Once back together - questions

I am having some truly magical days, I affirmed for myself that 'magic and miracles are all around me' and also 'us' when referring to me and my guy. And I saw magic and miracles happen!

So, we've been together for a good 3-4 weeks now, meeting up, kissing/cuddling, being intimate and away to the city a couple of times. No discussion of anything relationship wise, just being and doing, like we're in the present, a new relationship!Β  It's all really great, but i do notice there are some 'specifics' that are showing up to me that I'm not completely happy with. Things I'd forgotten about til now.

I can see that it's these 'specifics' that are points of judgement according to my wants/desires e.g things that displease me.

So, the question this time is, do I just 'ignore' them because they are part of the current reality/version and if I keep my focus away from them and onto the other positive aspects, they will eventually disappear or change?

Or, do I open a dialogue to my fella about these things that are bothering me so that we can look at them together and resolve them?

At this point in my LoA journey, I'm wondering if there is any point to 'discussing' so called problems or issues in relationships or if we just go away and quietly work on them ourselves? It's a much less stressful way, lol Keep the focus on our own alignment and just simply be aware that what might be showing up is not exactly what we want. But then, give our attention/focus to that which we do want to show up ie the version of our relationship with this person?


What I'm getting at, is that some of the things that made me question 'us' the first time round are kinda showing up, although there have been absolutely loads of positives where I feel we've been easily amending past issues through better communication and understanding of each others needs/feelings. so, whilst lots of things between us have been/are being resolved, there are some things about him that I would like to be different??

Thoughts?


Love is all
 

12/09/2016 2:00 pm  #2


Re: Once back together - questions

I think there is a point in discussing things, but not in the way most people do. In my last relationship (that's the bad example now!), it was like "okay, I feel bad because of you, lets talk about it, so that you can change it, so that I can feel better". That's the way it doesn't work, I'm sure you know that. But I think, if you can find a vibrational place where you don't longer feel bad about those things talking about it is a way to resolve problems. It's a manifestation that includes action, so nothing wrong with it. But you have to align with your desire first. The talking itself can't solve the problem, but is only the means through which the manifestation can come. You will notice that the discussion will be completely different than "normal" relationship discussions.

### [Goal]
From the forum thread, extract the passage starting at "So, we've been" and ending at "about til now.". The forum thread can be handled without consulting any of the entries.

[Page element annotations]
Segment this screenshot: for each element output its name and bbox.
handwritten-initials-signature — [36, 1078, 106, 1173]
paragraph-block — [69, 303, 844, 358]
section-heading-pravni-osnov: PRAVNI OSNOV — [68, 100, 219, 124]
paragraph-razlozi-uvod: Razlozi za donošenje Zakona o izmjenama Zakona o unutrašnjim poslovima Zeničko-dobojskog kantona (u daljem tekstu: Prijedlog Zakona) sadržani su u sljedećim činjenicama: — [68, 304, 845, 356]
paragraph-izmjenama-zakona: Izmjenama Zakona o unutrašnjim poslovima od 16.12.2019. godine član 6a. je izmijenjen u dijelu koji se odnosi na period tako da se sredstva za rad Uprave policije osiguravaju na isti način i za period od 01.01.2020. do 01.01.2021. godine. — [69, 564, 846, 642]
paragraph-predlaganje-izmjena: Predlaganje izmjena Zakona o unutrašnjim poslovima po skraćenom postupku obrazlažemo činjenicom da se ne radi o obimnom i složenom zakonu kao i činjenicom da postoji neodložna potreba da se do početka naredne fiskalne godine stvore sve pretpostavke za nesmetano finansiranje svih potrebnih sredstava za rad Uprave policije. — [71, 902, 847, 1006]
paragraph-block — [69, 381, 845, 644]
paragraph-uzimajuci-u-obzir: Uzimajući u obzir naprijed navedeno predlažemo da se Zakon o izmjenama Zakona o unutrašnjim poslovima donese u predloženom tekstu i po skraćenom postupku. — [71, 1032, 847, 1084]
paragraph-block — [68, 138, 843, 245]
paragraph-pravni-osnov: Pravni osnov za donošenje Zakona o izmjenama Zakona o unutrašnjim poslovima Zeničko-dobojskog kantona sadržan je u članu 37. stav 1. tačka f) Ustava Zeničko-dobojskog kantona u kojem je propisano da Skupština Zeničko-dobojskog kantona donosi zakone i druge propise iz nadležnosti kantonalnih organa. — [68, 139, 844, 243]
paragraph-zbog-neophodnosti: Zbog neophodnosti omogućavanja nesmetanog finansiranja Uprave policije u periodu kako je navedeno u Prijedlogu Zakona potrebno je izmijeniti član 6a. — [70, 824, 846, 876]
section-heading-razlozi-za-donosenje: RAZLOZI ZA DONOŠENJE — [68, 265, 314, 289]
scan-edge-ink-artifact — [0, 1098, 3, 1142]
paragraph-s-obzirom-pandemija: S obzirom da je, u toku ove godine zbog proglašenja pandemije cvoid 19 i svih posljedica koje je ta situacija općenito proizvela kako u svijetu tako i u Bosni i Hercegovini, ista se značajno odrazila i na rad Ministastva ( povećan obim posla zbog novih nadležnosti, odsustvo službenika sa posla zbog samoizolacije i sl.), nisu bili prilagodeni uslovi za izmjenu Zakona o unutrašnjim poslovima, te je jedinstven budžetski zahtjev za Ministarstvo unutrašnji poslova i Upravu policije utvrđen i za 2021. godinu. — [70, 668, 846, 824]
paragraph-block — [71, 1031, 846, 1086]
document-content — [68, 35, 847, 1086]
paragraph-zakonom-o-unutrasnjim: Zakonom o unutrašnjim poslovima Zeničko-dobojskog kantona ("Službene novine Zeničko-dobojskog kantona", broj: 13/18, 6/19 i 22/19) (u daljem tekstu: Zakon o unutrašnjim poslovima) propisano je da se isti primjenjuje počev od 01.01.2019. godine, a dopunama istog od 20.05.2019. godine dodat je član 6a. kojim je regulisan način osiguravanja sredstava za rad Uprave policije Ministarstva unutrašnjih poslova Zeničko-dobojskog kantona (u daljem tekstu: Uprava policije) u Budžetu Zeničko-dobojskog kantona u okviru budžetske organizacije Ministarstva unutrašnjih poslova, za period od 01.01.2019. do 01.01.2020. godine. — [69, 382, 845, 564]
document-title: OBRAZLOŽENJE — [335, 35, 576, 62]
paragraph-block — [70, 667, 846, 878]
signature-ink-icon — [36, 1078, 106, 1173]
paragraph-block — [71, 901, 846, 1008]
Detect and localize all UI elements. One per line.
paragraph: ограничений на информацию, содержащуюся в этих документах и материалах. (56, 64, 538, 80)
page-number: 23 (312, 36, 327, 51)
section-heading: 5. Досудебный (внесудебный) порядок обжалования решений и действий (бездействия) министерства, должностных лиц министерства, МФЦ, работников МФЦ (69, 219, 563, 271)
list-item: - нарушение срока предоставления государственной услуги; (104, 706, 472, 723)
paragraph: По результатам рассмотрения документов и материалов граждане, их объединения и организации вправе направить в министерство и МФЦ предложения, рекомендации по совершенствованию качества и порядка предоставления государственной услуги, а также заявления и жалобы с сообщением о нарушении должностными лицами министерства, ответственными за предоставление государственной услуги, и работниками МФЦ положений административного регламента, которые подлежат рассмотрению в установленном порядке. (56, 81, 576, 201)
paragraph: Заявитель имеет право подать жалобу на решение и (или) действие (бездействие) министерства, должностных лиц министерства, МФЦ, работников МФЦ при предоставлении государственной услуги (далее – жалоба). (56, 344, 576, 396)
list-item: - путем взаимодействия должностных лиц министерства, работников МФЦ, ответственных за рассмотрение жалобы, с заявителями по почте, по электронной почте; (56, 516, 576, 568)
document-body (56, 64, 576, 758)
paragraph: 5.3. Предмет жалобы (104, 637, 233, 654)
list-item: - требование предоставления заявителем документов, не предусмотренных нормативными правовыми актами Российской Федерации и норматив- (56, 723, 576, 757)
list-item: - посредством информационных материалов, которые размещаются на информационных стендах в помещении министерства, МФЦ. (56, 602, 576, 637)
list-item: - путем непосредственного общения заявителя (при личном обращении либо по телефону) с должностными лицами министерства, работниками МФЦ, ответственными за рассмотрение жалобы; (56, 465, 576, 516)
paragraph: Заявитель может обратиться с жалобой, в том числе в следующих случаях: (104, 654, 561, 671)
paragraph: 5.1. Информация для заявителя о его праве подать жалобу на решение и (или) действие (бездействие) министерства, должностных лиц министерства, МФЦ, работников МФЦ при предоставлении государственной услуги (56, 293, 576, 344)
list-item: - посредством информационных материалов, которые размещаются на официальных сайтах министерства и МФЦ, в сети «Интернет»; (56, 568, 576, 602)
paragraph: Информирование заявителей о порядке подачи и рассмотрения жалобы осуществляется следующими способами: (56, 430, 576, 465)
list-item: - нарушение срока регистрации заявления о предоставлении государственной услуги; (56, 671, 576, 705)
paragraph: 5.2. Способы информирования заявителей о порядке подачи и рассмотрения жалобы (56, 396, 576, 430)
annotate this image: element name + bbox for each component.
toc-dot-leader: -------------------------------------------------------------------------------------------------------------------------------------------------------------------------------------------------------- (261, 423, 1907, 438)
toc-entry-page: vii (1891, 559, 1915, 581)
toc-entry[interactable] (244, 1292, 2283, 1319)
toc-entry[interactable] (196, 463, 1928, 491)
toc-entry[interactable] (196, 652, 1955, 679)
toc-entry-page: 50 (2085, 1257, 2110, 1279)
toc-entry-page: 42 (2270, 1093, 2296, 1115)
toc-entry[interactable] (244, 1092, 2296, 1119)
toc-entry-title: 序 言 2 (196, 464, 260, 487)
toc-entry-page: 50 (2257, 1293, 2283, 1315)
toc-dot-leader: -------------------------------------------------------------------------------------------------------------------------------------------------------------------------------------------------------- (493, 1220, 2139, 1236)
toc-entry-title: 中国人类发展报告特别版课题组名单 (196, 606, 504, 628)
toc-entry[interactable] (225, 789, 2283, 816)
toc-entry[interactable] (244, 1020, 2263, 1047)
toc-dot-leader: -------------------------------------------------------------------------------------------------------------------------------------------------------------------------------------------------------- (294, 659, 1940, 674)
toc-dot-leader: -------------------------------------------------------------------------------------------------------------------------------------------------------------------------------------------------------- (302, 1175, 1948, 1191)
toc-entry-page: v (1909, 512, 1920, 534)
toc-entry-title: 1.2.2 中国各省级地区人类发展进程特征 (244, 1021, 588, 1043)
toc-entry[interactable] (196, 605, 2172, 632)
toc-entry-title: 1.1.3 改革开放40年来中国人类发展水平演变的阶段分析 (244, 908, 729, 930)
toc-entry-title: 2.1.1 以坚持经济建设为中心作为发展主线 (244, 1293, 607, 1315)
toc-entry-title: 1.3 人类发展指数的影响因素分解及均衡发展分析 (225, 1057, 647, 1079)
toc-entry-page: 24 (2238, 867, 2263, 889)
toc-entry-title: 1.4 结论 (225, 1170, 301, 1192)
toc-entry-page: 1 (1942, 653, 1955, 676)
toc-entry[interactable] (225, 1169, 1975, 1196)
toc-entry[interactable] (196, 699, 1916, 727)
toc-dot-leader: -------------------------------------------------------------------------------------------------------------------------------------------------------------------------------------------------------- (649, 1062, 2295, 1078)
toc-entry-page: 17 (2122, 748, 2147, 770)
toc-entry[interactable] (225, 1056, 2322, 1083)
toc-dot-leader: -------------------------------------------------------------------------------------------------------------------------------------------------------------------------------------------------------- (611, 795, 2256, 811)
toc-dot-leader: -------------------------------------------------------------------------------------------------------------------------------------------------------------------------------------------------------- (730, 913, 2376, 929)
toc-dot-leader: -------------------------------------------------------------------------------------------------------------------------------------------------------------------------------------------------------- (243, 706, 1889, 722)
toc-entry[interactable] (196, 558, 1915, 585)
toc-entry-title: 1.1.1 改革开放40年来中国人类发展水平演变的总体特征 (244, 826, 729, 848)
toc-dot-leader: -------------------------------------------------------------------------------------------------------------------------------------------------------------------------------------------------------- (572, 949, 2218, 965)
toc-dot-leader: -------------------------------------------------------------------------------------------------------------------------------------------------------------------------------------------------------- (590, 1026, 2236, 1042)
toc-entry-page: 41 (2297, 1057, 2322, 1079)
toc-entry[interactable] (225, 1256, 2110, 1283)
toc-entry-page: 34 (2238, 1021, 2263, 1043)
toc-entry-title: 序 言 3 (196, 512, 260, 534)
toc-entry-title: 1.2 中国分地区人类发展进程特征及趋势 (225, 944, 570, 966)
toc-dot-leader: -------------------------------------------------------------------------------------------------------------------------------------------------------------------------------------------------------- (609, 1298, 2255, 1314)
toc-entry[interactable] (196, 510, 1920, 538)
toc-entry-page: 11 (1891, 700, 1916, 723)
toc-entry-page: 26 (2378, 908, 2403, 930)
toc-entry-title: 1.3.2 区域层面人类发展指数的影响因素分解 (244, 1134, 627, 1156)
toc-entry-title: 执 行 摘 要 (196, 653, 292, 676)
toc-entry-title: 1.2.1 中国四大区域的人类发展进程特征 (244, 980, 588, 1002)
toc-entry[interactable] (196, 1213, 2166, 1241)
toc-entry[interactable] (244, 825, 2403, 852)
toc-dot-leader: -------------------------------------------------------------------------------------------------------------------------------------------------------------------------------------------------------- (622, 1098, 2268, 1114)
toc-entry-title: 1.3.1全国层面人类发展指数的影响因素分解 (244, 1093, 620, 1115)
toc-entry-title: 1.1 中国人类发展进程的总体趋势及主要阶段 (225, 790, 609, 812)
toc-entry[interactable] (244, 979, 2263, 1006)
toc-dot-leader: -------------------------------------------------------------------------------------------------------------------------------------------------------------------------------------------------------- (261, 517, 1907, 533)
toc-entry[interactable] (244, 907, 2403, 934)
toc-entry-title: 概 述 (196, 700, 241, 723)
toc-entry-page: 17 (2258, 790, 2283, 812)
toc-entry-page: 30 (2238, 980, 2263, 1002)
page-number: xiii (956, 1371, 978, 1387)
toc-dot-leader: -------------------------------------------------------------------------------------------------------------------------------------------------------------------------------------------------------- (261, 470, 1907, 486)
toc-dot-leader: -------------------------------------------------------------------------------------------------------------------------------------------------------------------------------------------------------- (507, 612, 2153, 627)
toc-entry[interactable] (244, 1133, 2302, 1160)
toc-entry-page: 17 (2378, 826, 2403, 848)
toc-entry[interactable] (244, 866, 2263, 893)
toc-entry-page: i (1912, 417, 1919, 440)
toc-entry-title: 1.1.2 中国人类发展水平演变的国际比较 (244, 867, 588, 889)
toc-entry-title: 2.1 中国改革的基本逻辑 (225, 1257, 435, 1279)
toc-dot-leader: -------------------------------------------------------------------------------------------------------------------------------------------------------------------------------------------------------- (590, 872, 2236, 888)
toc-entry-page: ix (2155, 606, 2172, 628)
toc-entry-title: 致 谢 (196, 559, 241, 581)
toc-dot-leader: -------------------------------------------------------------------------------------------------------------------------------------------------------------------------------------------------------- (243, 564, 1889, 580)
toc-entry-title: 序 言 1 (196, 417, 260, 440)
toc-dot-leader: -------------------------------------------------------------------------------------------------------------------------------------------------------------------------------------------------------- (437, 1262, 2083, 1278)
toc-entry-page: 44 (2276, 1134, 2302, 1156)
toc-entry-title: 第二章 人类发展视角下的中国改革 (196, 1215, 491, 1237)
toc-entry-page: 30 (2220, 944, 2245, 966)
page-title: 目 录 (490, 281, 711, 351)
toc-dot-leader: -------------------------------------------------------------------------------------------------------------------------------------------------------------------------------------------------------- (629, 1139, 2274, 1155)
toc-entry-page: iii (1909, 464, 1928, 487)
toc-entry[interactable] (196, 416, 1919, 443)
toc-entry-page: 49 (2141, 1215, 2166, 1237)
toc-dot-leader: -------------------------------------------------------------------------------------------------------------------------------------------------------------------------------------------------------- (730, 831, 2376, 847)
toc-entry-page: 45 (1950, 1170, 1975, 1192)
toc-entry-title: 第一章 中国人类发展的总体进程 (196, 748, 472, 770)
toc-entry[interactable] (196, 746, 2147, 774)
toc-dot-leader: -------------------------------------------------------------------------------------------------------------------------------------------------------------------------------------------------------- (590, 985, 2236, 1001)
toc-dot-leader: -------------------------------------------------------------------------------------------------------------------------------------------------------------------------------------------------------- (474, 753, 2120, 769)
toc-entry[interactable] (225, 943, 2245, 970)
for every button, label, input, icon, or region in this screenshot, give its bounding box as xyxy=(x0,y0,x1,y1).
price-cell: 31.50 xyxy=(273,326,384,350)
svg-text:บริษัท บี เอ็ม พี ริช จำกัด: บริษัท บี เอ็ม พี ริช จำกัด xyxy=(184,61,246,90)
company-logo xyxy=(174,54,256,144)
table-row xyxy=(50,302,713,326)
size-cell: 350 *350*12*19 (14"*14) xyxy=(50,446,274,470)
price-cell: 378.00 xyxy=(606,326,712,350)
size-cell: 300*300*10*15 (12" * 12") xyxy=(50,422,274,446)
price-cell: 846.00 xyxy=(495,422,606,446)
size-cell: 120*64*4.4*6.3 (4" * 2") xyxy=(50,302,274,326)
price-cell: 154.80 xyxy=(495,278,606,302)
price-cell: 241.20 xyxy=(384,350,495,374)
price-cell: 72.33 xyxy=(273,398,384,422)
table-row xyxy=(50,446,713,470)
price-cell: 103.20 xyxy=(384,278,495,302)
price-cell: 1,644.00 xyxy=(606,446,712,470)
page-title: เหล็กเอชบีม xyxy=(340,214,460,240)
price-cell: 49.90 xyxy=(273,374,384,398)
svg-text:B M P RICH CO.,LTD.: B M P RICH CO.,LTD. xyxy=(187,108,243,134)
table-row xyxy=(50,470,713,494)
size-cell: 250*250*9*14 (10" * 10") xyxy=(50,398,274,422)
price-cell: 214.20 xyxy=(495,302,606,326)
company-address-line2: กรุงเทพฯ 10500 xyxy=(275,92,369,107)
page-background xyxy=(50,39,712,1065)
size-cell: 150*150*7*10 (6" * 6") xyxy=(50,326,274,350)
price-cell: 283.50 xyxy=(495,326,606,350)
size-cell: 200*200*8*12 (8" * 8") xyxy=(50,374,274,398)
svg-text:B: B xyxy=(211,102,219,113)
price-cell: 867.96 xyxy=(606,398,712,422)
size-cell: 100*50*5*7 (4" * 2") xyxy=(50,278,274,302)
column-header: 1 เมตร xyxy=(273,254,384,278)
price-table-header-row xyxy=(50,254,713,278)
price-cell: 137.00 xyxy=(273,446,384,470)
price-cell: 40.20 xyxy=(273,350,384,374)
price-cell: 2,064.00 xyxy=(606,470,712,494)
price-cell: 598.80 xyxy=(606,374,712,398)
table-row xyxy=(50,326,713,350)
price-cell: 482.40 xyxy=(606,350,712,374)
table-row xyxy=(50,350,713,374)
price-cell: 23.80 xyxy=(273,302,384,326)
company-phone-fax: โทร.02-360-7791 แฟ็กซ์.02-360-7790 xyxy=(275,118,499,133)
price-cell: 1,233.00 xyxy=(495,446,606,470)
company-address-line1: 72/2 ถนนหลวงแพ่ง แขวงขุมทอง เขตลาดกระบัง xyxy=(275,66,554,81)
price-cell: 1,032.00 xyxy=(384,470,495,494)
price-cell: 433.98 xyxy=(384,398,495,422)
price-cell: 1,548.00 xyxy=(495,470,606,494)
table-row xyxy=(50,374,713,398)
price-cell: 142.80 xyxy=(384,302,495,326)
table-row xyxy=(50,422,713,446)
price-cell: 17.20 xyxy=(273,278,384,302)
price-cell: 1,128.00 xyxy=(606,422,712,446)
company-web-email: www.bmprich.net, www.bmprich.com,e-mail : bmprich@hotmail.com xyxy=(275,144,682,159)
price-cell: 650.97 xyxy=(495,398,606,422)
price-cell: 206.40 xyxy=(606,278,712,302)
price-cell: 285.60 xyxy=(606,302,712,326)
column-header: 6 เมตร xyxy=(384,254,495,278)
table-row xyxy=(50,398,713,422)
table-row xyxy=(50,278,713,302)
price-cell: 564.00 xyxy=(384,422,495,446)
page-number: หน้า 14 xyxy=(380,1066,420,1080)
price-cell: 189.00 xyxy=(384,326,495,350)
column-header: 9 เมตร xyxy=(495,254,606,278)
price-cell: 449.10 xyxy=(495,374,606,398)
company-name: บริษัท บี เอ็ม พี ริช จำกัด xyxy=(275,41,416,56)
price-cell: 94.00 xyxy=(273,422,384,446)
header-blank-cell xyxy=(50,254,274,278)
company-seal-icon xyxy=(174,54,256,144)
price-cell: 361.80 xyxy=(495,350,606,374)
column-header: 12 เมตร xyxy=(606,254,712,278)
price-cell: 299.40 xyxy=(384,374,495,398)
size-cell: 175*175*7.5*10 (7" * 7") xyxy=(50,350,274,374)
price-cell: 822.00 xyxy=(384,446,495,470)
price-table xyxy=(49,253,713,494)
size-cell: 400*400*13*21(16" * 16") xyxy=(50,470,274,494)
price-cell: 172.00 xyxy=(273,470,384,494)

### [Task solution]
So, we've been together for a good 3-4 weeks now, meeting up, kissing/cuddling, being intimate and away to the city a couple of times. No discussion of anything relationship wise, just being and doing, like we're in the present, a new relationship!Β  It's all really great, but i do notice there are some 'specifics' that are showing up to me that I'm not completely happy with. Things I'd forgotten about til now.